GOAL:
Answer with one number: how many lines hold the string "Completion".

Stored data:
+ + + + + + +

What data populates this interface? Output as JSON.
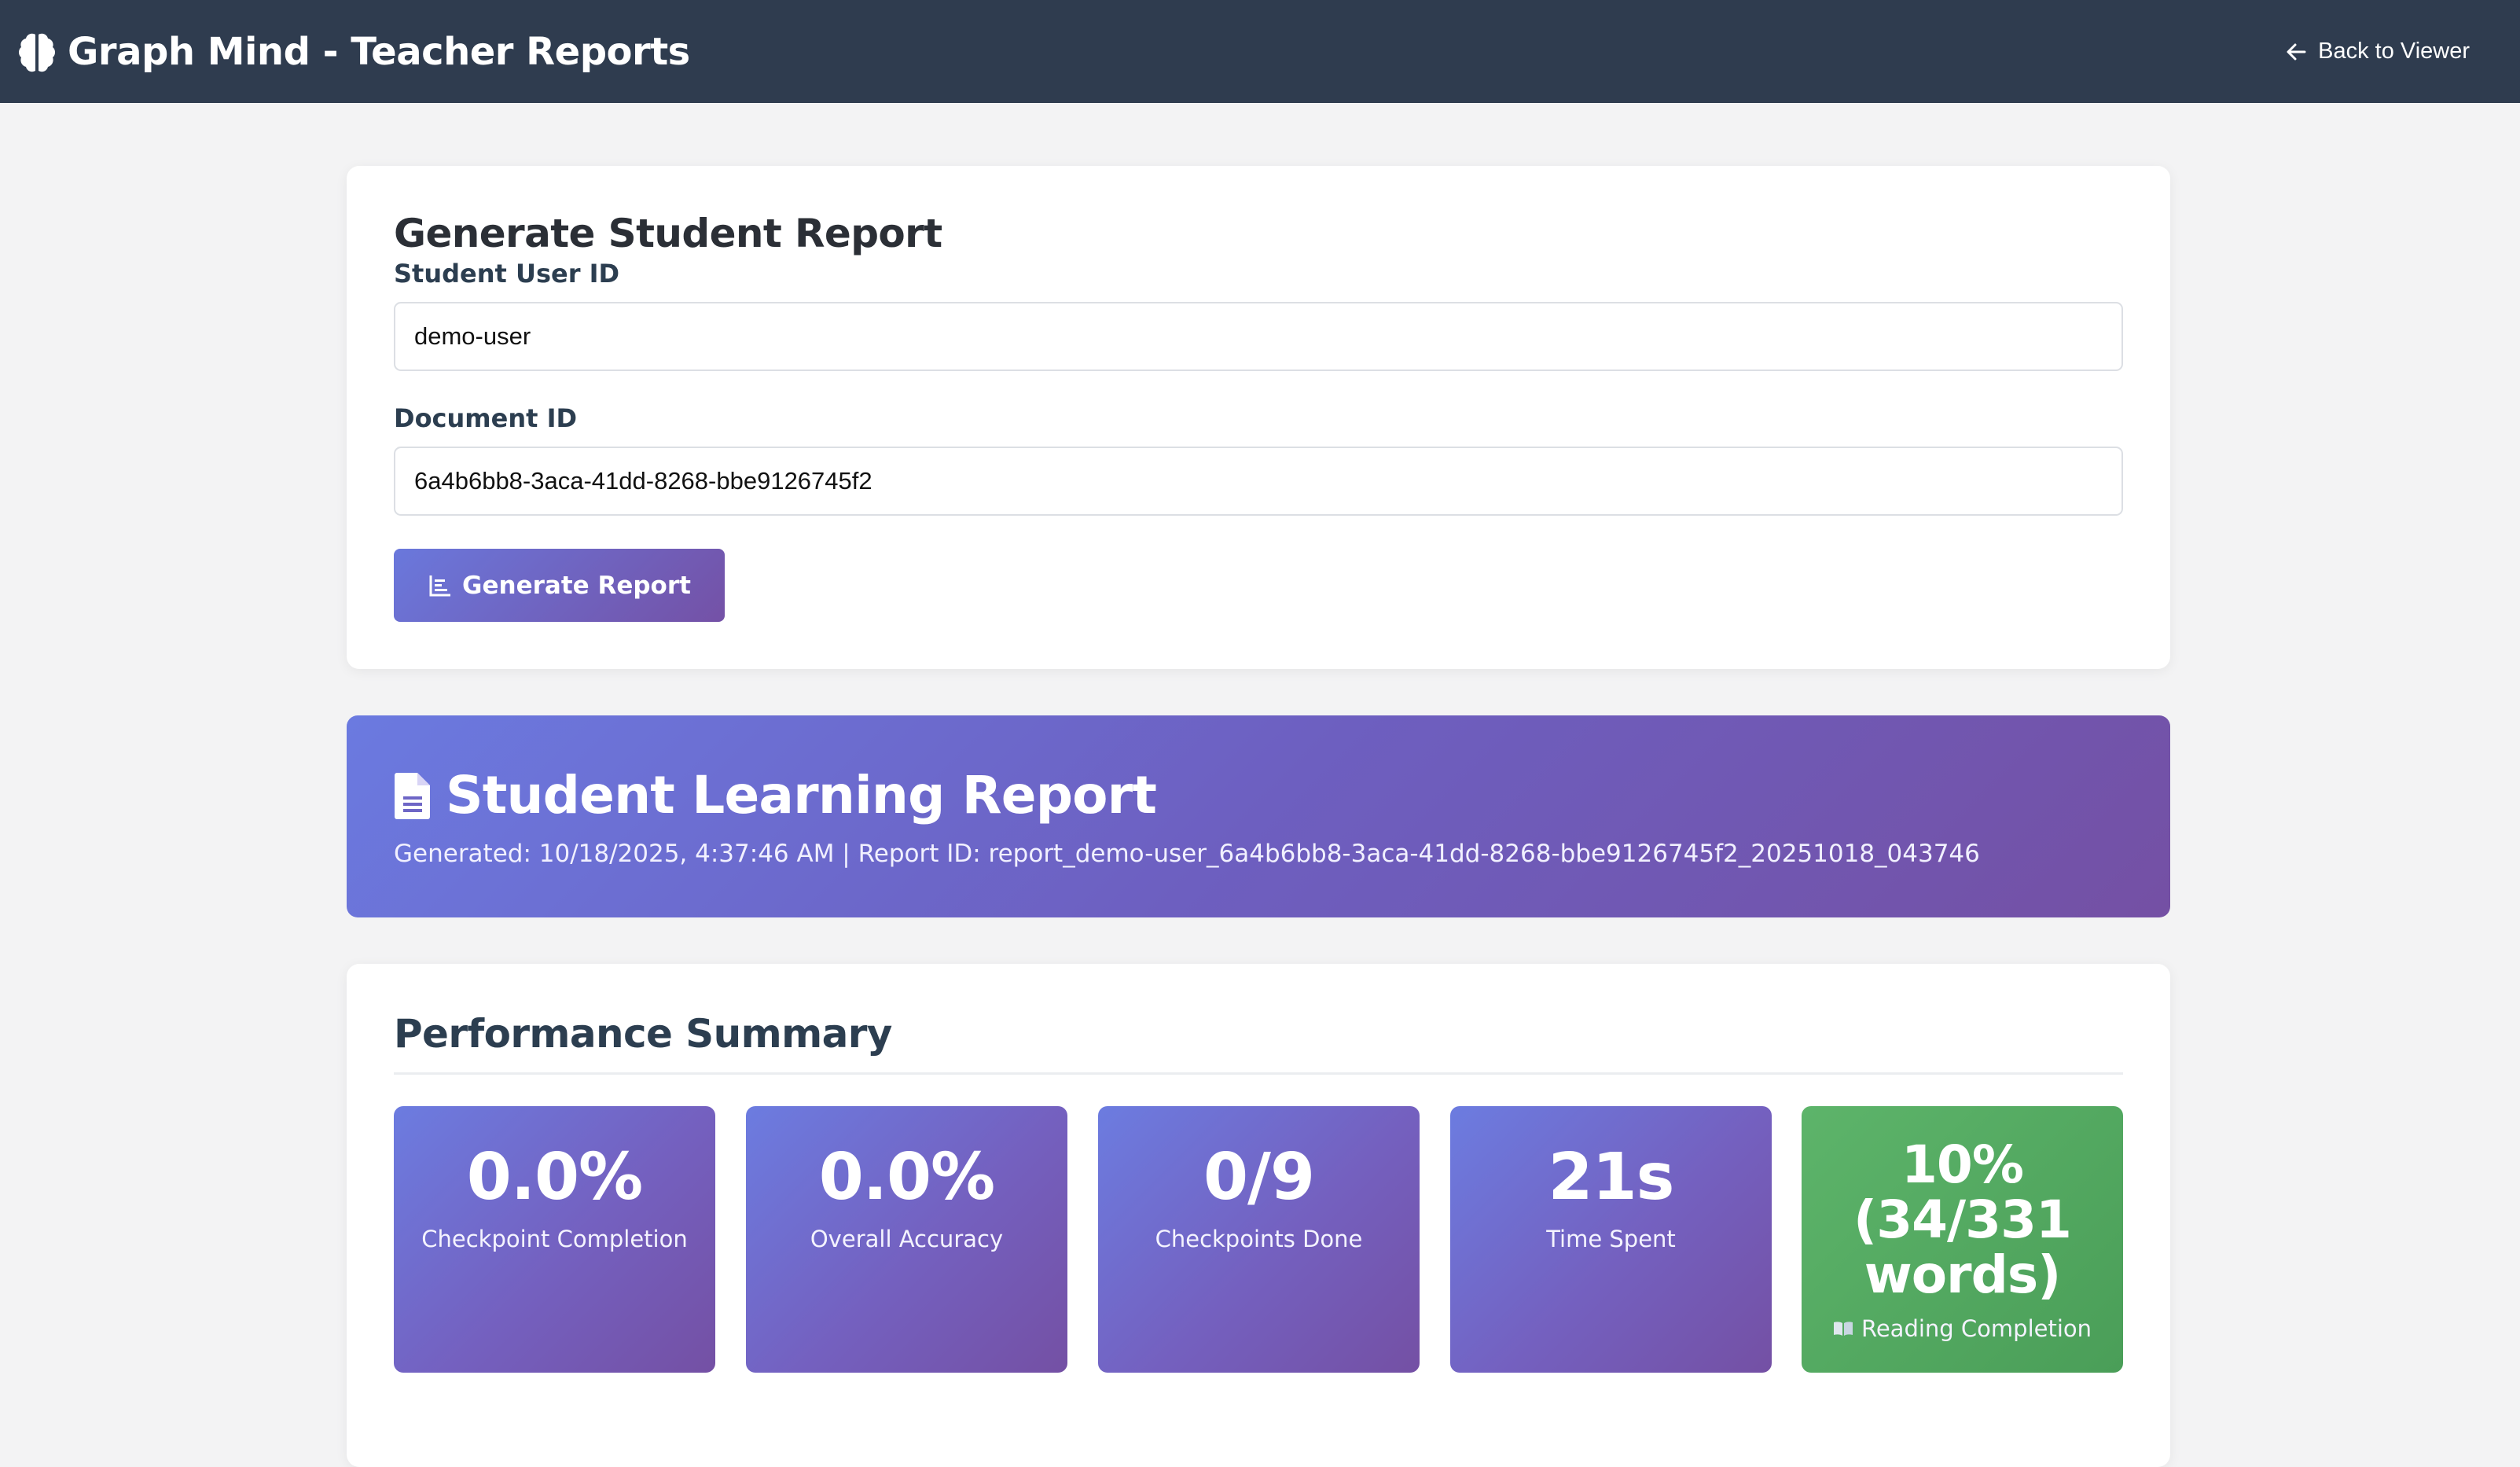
{
  "header": {
    "title": "Graph Mind - Teacher Reports",
    "back_label": "Back to Viewer"
  },
  "form": {
    "title": "Generate Student Report",
    "user_id_label": "Student User ID",
    "user_id_value": "demo-user",
    "document_id_label": "Document ID",
    "document_id_value": "6a4b6bb8-3aca-41dd-8268-bbe9126745f2",
    "generate_label": "Generate Report"
  },
  "report": {
    "title": "Student Learning Report",
    "meta": "Generated: 10/18/2025, 4:37:46 AM | Report ID: report_demo-user_6a4b6bb8-3aca-41dd-8268-bbe9126745f2_20251018_043746"
  },
  "summary": {
    "title": "Performance Summary",
    "stats": [
      {
        "value": "0.0%",
        "label": "Checkpoint Completion"
      },
      {
        "value": "0.0%",
        "label": "Overall Accuracy"
      },
      {
        "value": "0/9",
        "label": "Checkpoints Done"
      },
      {
        "value": "21s",
        "label": "Time Spent"
      },
      {
        "value": "10% (34/331 words)",
        "label": "Reading Completion",
        "icon": "book-icon"
      }
    ]
  },
  "colors": {
    "topbar": "#2f3c4f",
    "accent_start": "#6a78dc",
    "accent_end": "#7451a6",
    "success": "#4f9f5b"
  }
}
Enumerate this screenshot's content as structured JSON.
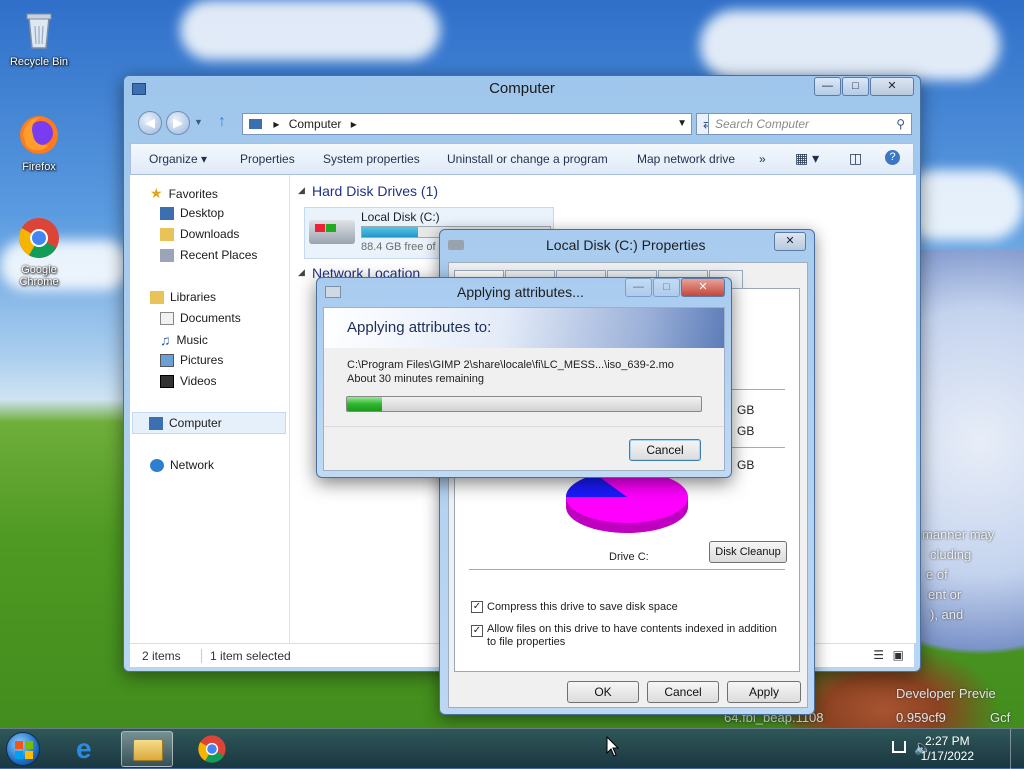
{
  "desktop": {
    "icons": [
      {
        "label": "Recycle Bin"
      },
      {
        "label": "Firefox"
      },
      {
        "label": "Google Chrome"
      }
    ],
    "watermark_lines": [
      "manner may",
      "cluding",
      "e of",
      "ent or",
      "), and",
      "Developer Previe",
      "64.fbl_beap.1108",
      "0.959cf9",
      "Gcf"
    ]
  },
  "explorer": {
    "title": "Computer",
    "address": "Computer",
    "search_placeholder": "Search Computer",
    "toolbar": [
      "Organize",
      "Properties",
      "System properties",
      "Uninstall or change a program",
      "Map network drive",
      "»"
    ],
    "nav": {
      "favorites": "Favorites",
      "favorites_items": [
        "Desktop",
        "Downloads",
        "Recent Places"
      ],
      "libraries": "Libraries",
      "libraries_items": [
        "Documents",
        "Music",
        "Pictures",
        "Videos"
      ],
      "computer": "Computer",
      "network": "Network"
    },
    "groups": {
      "hdd_header": "Hard Disk Drives (1)",
      "net_header": "Network Location",
      "drive_name": "Local Disk (C:)",
      "drive_free": "88.4 GB free of",
      "drive_used_fraction": 0.3
    },
    "status": {
      "items": "2 items",
      "selected": "1 item selected"
    }
  },
  "properties": {
    "title": "Local Disk (C:) Properties",
    "gb_labels": [
      "GB",
      "GB",
      "GB"
    ],
    "drive_label": "Drive C:",
    "disk_cleanup": "Disk Cleanup",
    "compress_label": "Compress this drive to save disk space",
    "index_label": "Allow files on this drive to have contents indexed in addition to file properties",
    "ok": "OK",
    "cancel": "Cancel",
    "apply": "Apply",
    "colors": {
      "used": "#1a1aff",
      "free": "#ff00ff"
    }
  },
  "applying": {
    "title": "Applying attributes...",
    "heading": "Applying attributes to:",
    "path": "C:\\Program Files\\GIMP 2\\share\\locale\\fi\\LC_MESS...\\iso_639-2.mo",
    "remaining": "About 30 minutes remaining",
    "progress_fraction": 0.1,
    "cancel": "Cancel"
  },
  "taskbar": {
    "time": "2:27 PM",
    "date": "1/17/2022"
  }
}
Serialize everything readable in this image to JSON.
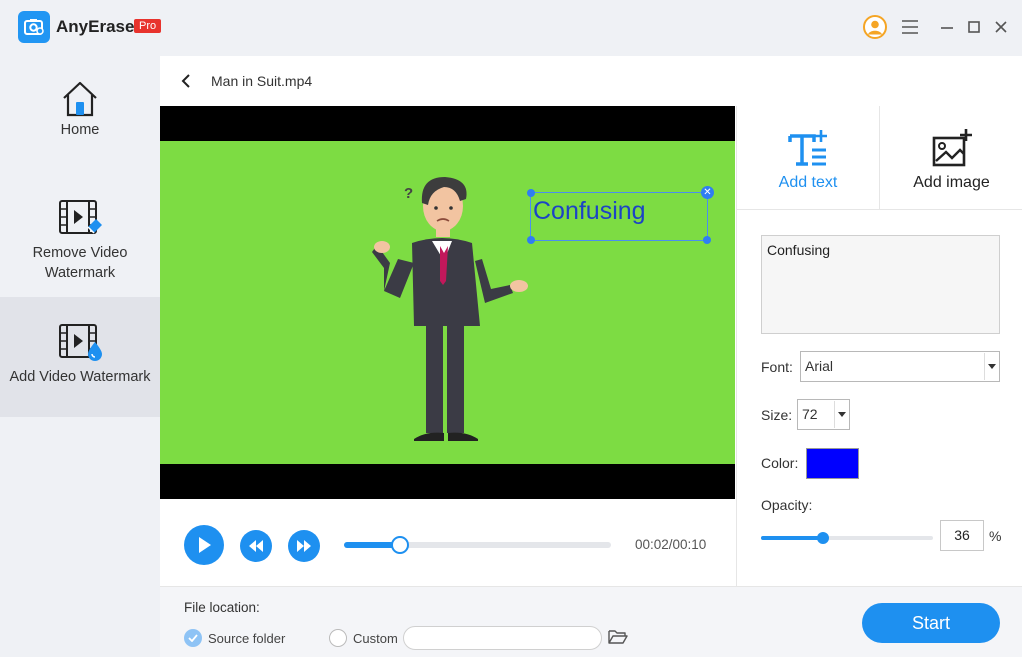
{
  "app": {
    "name": "AnyErase",
    "badge": "Pro"
  },
  "sidebar": {
    "items": [
      {
        "label": "Home"
      },
      {
        "label": "Remove Video Watermark"
      },
      {
        "label": "Add Video Watermark",
        "active": true
      }
    ]
  },
  "header": {
    "file_name": "Man in Suit.mp4"
  },
  "video": {
    "watermark_text": "Confusing",
    "question_mark": "?"
  },
  "player": {
    "time": "00:02/00:10",
    "progress": 0.21
  },
  "panel": {
    "tabs": [
      {
        "label": "Add text",
        "active": true
      },
      {
        "label": "Add image"
      }
    ],
    "text_value": "Confusing",
    "font_label": "Font:",
    "font_value": "Arial",
    "size_label": "Size:",
    "size_value": "72",
    "color_label": "Color:",
    "color_value": "#0000ff",
    "opacity_label": "Opacity:",
    "opacity_value": "36",
    "opacity_unit": "%"
  },
  "bottom": {
    "file_location_label": "File location:",
    "source_folder_label": "Source folder",
    "custom_label": "Custom",
    "start_label": "Start"
  },
  "colors": {
    "accent": "#1e90f0",
    "brand_badge": "#e8332d",
    "video_bg": "#7ddc43",
    "watermark_text": "#1c43c6"
  }
}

+ + + + + + +

SOLVED EXERCISE:
2